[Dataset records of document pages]
----
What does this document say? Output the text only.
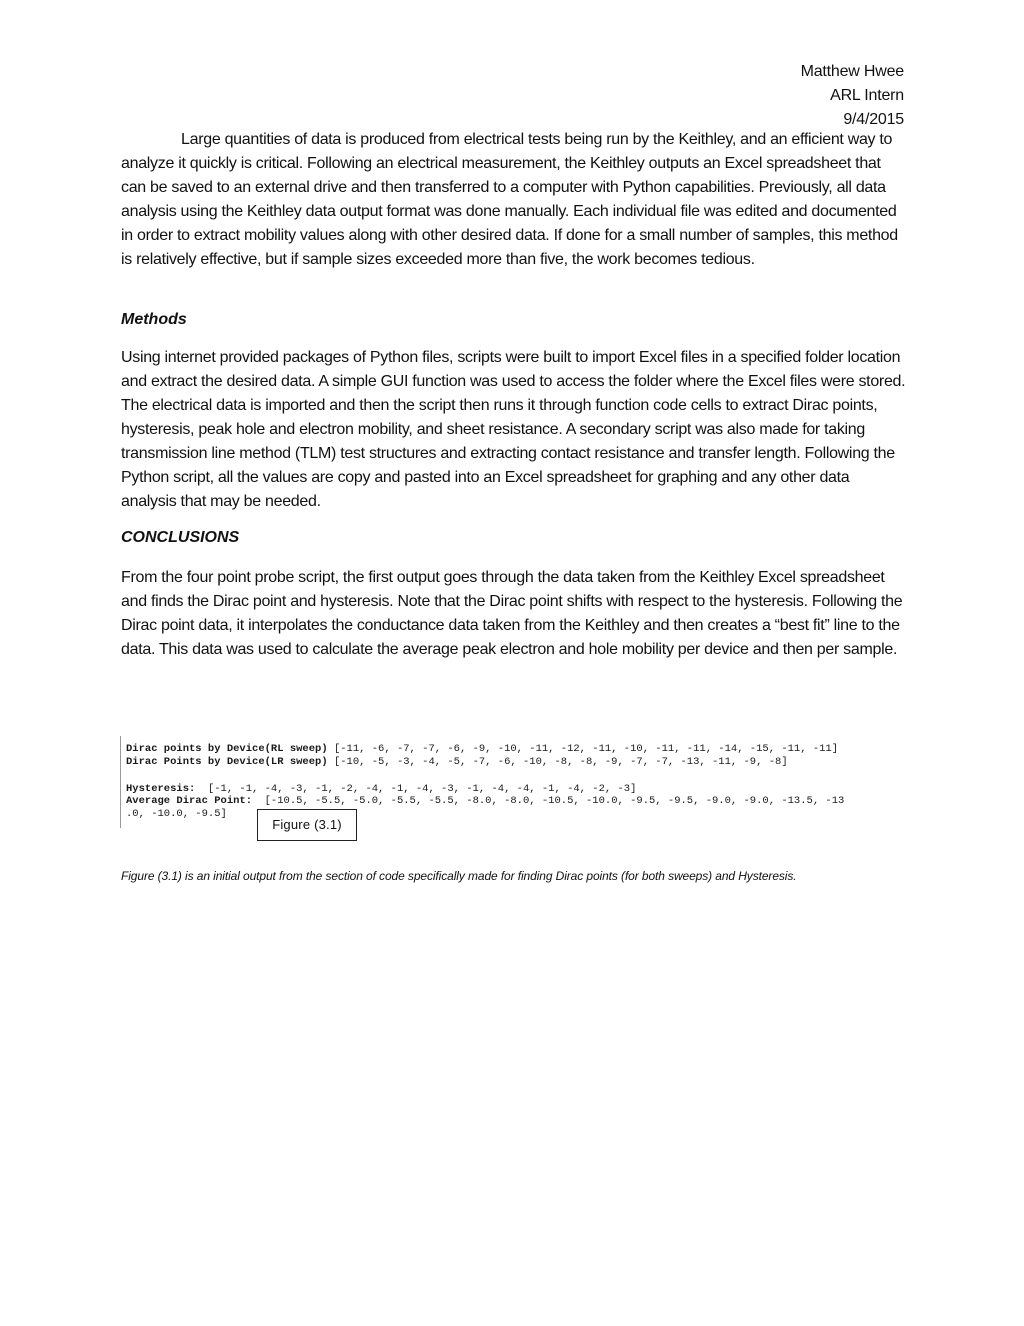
Matthew Hwee
ARL Intern
9/4/2015

Large quantities of data is produced from electrical tests being run by the Keithley, and an efficient way to analyze it quickly is critical. Following an electrical measurement, the Keithley outputs an Excel spreadsheet that can be saved to an external drive and then transferred to a computer with Python capabilities. Previously, all data analysis using the Keithley data output format was done manually. Each individual file was edited and documented in order to extract mobility values along with other desired data. If done for a small number of samples, this method is relatively effective, but if sample sizes exceeded more than five, the work becomes tedious.

Methods

Using internet provided packages of Python files, scripts were built to import Excel files in a specified folder location and extract the desired data. A simple GUI function was used to access the folder where the Excel files were stored. The electrical data is imported and then the script then runs it through function code cells to extract Dirac points, hysteresis, peak hole and electron mobility, and sheet resistance. A secondary script was also made for taking transmission line method (TLM) test structures and extracting contact resistance and transfer length. Following the Python script, all the values are copy and pasted into an Excel spreadsheet for graphing and any other data analysis that may be needed.

CONCLUSIONS

From the four point probe script, the first output goes through the data taken from the Keithley Excel spreadsheet and finds the Dirac point and hysteresis. Note that the Dirac point shifts with respect to the hysteresis. Following the Dirac point data, it interpolates the conductance data taken from the Keithley and then creates a “best fit” line to the data. This data was used to calculate the average peak electron and hole mobility per device and then per sample.

Dirac points by Device(RL sweep) [-11, -6, -7, -7, -6, -9, -10, -11, -12, -11, -10, -11, -11, -14, -15, -11, -11]
Dirac Points by Device(LR sweep) [-10, -5, -3, -4, -5, -7, -6, -10, -8, -8, -9, -7, -7, -13, -11, -9, -8]
Hysteresis:  [-1, -1, -4, -3, -1, -2, -4, -1, -4, -3, -1, -4, -4, -1, -4, -2, -3]
Average Dirac Point:  [-10.5, -5.5, -5.0, -5.5, -5.5, -8.0, -8.0, -10.5, -10.0, -9.5, -9.5, -9.0, -9.0, -13.5, -13
.0, -10.0, -9.5]
Figure (3.1)

Figure (3.1) is an initial output from the section of code specifically made for finding Dirac points (for both sweeps) and Hysteresis.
----
▸ **Directions for this task**: Give back the full data exactly as it reads, but drop the pictures.

▸ **Result**:
What does this document say? Output the text only.
Matthew Hwee
ARL Intern
9/4/2015

Large quantities of data is produced from electrical tests being run by the Keithley, and an efficient way to analyze it quickly is critical. Following an electrical measurement, the Keithley outputs an Excel spreadsheet that can be saved to an external drive and then transferred to a computer with Python capabilities. Previously, all data analysis using the Keithley data output format was done manually. Each individual file was edited and documented in order to extract mobility values along with other desired data. If done for a small number of samples, this method is relatively effective, but if sample sizes exceeded more than five, the work becomes tedious.

Methods

Using internet provided packages of Python files, scripts were built to import Excel files in a specified folder location and extract the desired data. A simple GUI function was used to access the folder where the Excel files were stored. The electrical data is imported and then the script then runs it through function code cells to extract Dirac points, hysteresis, peak hole and electron mobility, and sheet resistance. A secondary script was also made for taking transmission line method (TLM) test structures and extracting contact resistance and transfer length. Following the Python script, all the values are copy and pasted into an Excel spreadsheet for graphing and any other data analysis that may be needed.

CONCLUSIONS

From the four point probe script, the first output goes through the data taken from the Keithley Excel spreadsheet and finds the Dirac point and hysteresis. Note that the Dirac point shifts with respect to the hysteresis. Following the Dirac point data, it interpolates the conductance data taken from the Keithley and then creates a “best fit” line to the data. This data was used to calculate the average peak electron and hole mobility per device and then per sample.

Dirac points by Device(RL sweep) [-11, -6, -7, -7, -6, -9, -10, -11, -12, -11, -10, -11, -11, -14, -15, -11, -11]
Dirac Points by Device(LR sweep) [-10, -5, -3, -4, -5, -7, -6, -10, -8, -8, -9, -7, -7, -13, -11, -9, -8]
Hysteresis:  [-1, -1, -4, -3, -1, -2, -4, -1, -4, -3, -1, -4, -4, -1, -4, -2, -3]
Average Dirac Point:  [-10.5, -5.5, -5.0, -5.5, -5.5, -8.0, -8.0, -10.5, -10.0, -9.5, -9.5, -9.0, -9.0, -13.5, -13
.0, -10.0, -9.5]
Figure (3.1)

Figure (3.1) is an initial output from the section of code specifically made for finding Dirac points (for both sweeps) and Hysteresis.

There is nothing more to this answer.